* [Direction]: Pull out every line with the word "name" from the entries below.

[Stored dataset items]

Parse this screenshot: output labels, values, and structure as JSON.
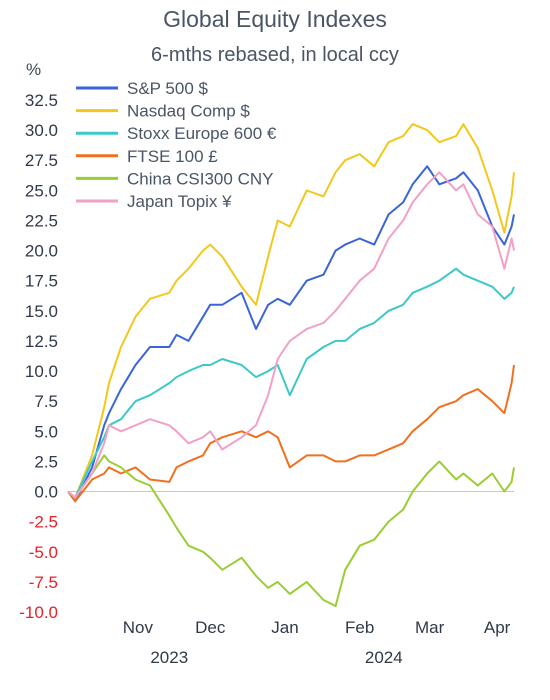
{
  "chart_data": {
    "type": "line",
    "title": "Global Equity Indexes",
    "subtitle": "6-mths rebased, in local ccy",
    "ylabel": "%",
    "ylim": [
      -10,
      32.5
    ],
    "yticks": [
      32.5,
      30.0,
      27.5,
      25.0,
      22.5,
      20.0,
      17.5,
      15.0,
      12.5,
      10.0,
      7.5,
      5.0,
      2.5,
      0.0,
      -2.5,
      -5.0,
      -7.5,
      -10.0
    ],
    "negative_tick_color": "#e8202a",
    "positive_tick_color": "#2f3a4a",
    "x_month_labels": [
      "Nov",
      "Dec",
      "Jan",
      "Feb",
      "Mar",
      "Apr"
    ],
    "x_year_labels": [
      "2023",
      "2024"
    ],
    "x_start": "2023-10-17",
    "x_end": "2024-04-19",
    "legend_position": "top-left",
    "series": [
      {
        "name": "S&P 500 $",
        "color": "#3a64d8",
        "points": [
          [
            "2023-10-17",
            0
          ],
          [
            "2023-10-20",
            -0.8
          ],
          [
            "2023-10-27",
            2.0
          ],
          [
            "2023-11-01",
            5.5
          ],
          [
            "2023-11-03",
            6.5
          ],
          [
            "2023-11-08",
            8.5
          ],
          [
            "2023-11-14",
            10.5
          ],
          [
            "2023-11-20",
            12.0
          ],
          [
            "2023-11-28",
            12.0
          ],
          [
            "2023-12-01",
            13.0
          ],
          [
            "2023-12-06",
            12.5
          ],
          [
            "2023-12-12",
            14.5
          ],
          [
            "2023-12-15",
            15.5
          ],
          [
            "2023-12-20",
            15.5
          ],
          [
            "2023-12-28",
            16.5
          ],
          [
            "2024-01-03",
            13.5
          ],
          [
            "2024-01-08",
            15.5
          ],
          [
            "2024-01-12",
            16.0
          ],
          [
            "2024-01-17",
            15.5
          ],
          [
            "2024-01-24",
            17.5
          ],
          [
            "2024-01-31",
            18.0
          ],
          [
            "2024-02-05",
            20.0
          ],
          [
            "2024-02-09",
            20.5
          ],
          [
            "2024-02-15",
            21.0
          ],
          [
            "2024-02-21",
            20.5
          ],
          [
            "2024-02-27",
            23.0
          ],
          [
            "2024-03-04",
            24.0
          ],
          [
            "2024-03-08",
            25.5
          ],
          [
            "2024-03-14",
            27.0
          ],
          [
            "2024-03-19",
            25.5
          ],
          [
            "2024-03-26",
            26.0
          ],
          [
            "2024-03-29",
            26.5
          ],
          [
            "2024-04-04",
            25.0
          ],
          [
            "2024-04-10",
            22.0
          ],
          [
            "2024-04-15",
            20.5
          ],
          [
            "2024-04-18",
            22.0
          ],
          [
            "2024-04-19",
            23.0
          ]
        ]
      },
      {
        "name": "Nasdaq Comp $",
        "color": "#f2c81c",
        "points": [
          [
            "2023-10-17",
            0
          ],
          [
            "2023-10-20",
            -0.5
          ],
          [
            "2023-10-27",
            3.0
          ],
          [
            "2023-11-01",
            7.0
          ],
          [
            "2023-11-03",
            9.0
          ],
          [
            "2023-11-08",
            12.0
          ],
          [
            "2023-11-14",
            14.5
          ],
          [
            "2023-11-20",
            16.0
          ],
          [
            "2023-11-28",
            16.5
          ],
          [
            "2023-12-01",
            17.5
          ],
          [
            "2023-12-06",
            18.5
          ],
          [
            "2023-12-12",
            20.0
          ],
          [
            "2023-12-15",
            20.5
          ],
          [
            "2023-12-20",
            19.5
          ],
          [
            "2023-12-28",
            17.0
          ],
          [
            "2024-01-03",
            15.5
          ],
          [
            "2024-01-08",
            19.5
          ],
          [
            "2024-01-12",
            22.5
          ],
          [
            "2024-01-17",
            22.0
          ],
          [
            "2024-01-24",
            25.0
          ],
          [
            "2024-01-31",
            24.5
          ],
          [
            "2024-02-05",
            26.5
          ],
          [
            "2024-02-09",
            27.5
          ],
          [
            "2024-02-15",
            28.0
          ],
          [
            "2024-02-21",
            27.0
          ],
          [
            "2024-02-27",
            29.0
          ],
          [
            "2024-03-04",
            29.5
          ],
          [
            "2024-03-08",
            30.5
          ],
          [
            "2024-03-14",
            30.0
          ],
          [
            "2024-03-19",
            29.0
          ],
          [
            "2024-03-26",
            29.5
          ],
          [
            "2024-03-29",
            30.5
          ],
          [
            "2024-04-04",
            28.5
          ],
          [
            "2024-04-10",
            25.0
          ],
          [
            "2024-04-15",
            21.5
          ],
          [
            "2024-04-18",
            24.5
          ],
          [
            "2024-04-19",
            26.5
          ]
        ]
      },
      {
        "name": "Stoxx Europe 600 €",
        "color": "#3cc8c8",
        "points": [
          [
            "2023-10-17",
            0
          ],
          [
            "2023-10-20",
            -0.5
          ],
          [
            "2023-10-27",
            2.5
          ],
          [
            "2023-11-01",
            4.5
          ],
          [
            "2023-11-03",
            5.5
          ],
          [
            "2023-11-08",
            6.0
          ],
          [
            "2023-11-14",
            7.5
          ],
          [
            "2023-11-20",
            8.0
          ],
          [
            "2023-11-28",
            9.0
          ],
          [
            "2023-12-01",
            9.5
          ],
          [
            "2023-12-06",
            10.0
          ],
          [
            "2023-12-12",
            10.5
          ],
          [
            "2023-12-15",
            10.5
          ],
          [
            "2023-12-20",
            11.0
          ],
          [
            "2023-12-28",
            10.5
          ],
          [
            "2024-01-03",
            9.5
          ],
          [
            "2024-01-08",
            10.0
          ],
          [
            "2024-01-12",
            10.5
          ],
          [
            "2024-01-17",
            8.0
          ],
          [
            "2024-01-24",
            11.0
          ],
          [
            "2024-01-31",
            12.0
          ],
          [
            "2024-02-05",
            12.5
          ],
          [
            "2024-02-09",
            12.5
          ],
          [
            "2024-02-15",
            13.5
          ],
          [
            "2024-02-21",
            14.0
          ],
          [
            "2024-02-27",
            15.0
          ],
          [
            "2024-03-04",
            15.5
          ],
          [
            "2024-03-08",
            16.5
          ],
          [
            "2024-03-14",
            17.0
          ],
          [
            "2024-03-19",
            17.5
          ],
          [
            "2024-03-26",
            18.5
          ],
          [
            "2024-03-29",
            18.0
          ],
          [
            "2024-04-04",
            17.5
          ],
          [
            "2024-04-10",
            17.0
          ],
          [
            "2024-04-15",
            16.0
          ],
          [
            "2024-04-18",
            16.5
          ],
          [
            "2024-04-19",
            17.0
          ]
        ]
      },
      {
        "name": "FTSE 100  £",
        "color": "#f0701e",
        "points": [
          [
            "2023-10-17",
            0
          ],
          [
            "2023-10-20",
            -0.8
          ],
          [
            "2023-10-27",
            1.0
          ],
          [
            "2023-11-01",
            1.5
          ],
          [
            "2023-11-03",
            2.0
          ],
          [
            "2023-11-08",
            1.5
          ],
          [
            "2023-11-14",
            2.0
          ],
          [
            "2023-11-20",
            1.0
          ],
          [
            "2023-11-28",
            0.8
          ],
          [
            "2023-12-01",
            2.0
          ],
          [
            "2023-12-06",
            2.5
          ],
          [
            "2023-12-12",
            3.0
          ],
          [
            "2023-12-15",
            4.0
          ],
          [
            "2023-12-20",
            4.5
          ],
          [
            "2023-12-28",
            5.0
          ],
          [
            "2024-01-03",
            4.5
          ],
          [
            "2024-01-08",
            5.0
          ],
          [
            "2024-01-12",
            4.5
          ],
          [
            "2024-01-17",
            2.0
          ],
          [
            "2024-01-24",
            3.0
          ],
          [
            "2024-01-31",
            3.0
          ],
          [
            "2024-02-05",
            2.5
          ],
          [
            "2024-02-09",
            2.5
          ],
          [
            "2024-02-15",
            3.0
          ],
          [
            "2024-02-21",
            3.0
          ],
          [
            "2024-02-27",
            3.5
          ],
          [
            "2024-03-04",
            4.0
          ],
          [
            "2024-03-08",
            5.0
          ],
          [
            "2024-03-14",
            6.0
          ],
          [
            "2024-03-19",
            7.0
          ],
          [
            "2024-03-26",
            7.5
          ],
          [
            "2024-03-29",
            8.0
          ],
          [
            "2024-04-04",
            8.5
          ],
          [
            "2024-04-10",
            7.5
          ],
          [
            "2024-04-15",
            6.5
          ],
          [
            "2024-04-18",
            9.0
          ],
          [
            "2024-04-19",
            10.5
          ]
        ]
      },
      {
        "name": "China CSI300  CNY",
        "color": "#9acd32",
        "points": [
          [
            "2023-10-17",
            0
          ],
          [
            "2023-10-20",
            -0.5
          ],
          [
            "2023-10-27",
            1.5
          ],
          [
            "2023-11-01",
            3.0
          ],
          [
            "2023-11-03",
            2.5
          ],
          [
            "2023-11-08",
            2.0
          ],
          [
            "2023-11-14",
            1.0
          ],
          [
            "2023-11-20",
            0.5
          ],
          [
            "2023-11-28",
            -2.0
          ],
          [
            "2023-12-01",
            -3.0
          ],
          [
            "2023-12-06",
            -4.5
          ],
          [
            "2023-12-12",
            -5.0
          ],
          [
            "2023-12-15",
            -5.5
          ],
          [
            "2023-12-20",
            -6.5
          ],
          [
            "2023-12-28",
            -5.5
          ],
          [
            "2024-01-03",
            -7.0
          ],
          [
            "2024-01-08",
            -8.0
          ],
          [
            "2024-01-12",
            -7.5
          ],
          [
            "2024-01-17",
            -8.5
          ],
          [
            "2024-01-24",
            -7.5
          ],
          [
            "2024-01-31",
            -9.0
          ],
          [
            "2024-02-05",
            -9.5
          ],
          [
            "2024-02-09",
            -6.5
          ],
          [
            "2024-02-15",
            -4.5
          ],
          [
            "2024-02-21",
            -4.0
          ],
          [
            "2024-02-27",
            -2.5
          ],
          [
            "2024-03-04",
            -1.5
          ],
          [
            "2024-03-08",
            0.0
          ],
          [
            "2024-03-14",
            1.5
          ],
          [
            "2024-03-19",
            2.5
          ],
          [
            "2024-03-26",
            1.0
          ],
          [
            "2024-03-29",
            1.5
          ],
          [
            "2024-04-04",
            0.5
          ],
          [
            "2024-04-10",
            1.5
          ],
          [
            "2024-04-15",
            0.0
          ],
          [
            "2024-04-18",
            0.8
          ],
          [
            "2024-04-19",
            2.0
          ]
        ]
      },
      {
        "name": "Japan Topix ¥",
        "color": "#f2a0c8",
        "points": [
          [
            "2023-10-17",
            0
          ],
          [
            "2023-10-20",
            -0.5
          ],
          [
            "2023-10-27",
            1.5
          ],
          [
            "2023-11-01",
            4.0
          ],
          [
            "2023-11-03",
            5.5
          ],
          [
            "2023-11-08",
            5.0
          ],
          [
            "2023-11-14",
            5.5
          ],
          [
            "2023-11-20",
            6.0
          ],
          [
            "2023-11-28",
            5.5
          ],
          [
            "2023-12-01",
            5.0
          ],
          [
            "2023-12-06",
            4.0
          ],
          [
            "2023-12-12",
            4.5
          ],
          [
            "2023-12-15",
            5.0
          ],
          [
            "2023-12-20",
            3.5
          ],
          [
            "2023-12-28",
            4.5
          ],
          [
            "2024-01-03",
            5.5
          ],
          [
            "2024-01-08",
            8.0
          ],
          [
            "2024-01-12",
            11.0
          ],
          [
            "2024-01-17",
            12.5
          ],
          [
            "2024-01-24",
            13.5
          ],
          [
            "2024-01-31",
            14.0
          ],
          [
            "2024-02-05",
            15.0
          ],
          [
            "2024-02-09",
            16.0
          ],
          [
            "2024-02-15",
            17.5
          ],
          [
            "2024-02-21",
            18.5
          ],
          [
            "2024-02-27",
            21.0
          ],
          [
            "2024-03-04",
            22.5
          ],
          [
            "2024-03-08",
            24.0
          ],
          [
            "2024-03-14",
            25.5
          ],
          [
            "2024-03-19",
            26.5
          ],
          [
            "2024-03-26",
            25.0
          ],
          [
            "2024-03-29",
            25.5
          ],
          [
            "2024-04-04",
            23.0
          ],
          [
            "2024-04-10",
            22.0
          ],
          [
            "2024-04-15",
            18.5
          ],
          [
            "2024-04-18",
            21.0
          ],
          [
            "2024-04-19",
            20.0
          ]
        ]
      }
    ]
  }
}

* [Result of the exercise]:
        "name": "S&P 500 $",
        "name": "Nasdaq Comp $",
        "name": "Stoxx Europe 600 €",
        "name": "FTSE 100  £",
        "name": "China CSI300  CNY",
        "name": "Japan Topix ¥",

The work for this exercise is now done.